Determine the count of lines holding the string "TrackBacks". Return only the number.

Dataset excerpts
######
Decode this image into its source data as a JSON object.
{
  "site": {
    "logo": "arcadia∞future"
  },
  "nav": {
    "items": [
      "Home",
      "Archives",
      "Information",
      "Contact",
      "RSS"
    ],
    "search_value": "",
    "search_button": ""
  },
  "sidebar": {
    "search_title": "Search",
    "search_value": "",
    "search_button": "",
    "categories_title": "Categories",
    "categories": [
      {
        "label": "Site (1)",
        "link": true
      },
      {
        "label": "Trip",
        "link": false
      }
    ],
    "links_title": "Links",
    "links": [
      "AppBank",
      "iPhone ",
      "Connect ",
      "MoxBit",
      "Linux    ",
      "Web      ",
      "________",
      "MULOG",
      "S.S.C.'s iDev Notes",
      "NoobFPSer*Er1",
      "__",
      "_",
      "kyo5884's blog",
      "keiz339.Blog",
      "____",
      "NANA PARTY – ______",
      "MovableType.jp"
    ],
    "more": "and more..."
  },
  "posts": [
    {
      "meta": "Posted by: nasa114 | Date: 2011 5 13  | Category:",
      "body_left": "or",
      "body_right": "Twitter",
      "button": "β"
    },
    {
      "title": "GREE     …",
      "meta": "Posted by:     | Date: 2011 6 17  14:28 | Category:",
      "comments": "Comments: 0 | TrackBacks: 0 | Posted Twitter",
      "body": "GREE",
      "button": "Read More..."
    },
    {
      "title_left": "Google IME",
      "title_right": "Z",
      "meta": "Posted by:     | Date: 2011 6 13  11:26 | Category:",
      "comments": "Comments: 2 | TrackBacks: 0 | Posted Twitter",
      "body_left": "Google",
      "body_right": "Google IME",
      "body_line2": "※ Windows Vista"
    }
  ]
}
######
[EXERCISE ANSWER]: 2